◆ **DOCUMENT EXTRACT**:

Part 11—Miscellaneous
89—Application of PSM Act
The Governor will be able, by proclamation, to apply (with specified modifications) provisions of the Public Sector Management Act 1995 to persons employed at incorporated hospitals (see section 59 of the current Act).
90—Recognised organisations
This clauses contains a scheme that allows recognised organisations to make submissions about matters arising out of, or in relation to, the performance or exercise of functions or powers of an employing authority or incorporated hospital under the Act (see section 61 of the current Act).
91—Duty of Registrar-General
This clause will facilitate the registration of the vesting of any land in a relevant entity under the Act (see section 62 of the current Act).
92—Conflict of interest
This clause requires a health employee to declare a conflict of interest (see section 63A of the current Act).
93—Confidentiality and disclosure of information
This clause relates to personal information obtained by a 'person engaged in the operation of the Act'. A person engaged in the operation of the Act will be taken to be—
(a) an officer or employee of the Department engaged in the administration of the Act; or
(b) a person employed by an employing authority under the Act; or
(c) a member of the staff of SAAS; or
(d) a person otherwise engaged to work at an incorporated hospital or in connection with the activities of SAAS.

◆ **SUPPLIED INFORMATION**:
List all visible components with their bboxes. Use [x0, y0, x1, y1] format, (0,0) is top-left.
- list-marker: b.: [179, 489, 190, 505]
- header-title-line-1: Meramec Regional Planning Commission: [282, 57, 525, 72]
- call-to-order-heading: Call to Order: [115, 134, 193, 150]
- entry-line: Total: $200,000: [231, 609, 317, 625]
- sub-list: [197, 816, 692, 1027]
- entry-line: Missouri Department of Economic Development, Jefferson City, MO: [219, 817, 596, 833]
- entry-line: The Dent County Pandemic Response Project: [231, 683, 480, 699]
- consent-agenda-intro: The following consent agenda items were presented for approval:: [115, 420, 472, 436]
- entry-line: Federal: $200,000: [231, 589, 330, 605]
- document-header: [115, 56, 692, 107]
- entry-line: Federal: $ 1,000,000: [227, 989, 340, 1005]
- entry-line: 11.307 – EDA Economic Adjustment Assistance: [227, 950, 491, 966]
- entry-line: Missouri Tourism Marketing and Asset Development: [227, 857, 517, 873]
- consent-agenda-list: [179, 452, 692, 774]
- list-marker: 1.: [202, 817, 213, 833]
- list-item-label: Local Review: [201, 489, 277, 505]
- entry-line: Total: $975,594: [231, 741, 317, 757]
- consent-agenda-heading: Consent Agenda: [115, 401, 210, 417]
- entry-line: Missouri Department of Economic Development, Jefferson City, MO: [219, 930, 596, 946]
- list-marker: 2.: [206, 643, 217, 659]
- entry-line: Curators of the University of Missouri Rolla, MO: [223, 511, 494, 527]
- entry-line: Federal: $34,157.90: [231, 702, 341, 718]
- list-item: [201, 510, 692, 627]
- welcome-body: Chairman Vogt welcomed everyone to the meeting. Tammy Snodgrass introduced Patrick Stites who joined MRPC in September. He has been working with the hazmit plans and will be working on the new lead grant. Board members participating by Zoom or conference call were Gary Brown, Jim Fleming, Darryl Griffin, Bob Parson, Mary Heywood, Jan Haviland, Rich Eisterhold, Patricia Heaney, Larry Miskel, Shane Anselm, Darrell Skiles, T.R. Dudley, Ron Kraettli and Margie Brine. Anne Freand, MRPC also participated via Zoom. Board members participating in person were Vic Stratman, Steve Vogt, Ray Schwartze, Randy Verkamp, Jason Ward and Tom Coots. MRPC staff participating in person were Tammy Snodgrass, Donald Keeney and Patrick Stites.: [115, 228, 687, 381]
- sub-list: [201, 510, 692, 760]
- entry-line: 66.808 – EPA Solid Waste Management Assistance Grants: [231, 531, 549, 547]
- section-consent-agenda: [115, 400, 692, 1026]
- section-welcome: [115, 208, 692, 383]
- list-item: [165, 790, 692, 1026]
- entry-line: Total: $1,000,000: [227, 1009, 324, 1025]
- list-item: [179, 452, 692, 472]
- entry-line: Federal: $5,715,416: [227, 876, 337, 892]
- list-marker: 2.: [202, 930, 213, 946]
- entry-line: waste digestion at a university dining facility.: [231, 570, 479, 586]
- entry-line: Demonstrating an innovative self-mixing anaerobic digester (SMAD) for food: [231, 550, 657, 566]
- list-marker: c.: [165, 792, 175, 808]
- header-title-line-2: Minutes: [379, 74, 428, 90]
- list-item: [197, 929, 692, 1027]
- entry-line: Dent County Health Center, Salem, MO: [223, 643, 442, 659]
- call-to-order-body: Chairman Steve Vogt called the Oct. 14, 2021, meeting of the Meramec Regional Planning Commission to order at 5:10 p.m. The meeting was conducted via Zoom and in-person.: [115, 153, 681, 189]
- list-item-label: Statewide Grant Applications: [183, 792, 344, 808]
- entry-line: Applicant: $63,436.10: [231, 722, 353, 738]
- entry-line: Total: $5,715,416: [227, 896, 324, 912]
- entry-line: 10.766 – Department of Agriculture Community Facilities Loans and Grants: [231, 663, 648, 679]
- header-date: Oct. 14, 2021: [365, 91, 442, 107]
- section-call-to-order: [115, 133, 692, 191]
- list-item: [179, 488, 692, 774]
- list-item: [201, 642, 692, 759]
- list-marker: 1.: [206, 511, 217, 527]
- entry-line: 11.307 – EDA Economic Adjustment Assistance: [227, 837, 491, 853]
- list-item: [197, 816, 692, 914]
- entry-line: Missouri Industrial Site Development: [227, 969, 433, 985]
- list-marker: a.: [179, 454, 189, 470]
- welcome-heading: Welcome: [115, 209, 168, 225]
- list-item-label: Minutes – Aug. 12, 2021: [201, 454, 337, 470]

◆ **ACTIVITY**: Can you carry the Part 11 clause notes forward from their last line? The data has no connection to the Part 11 clause notes.

◆ **ANSWER TO THIS PROBLEM**:
Such a person so engaged (or formerly engaged) will not be able to disclose personal information except to the extent that the person may be authorised or required to do so under this clause. The disclosure will be on the grounds set out in the clause, as authorised by the Chief Executive, an employer, an incorporated hospital or SAAS, or as authorised under the regulations.
94—Offences by bodies corporate
If a body corporate is guilty of an offence against the Act, every person who is a member of the governing body of the body corporate is guilty of an offence and liable to the same penalty as is prescribed for the principal offence unless the person proves the general defence under the Act.
95—General defence
It is a defence to a charge of an offence against the Act (the general defence) if the defendant proves that the alleged offence was not committed intentionally and did not result from any failure on the part of the defendant to take reasonable care to avoid the commission of the offence.
96—Evidentiary provision
This clause sets out various evidentiary presumptions.
97—Administrative acts
This clause provides for the immunity from liability of the Minister and SAAS with respect to certain administrative acts under the Act.
98—Forms of Ministerial approvals
This clauses facilitates the operation of those provisions of the Act that provide that the Minister may give an approval.
99—Gift funds established by Minister
This clauses makes express provision for the establishment of 1 or more gift funds by the Minister.
100—Regulations
The Governor will make regulations for the purposes of the Act.
Schedule 1—Health Performance Council
This schedule relates to the members and proceedings of the Health Performance Council.
Schedule 2—Health Advisory Councils
This schedule relates to the members and proceedings of Health Advisory Councils.
Schedule 3—Special provisions relating to the Repatriation General Hospital Incorporated
This schedule provides for the administration of the Repatriation General Hospital by a board of directors.
Schedule 4—Related amendments, repeals and transitional provisions
This schedule makes a series of related amendments to other Acts, provides for the repeal of 3 Acts, and sets out transitional provisions associated with the enactment of this new measure.
Debate adjourned on motion of the Hon. J.M.A. Lensink.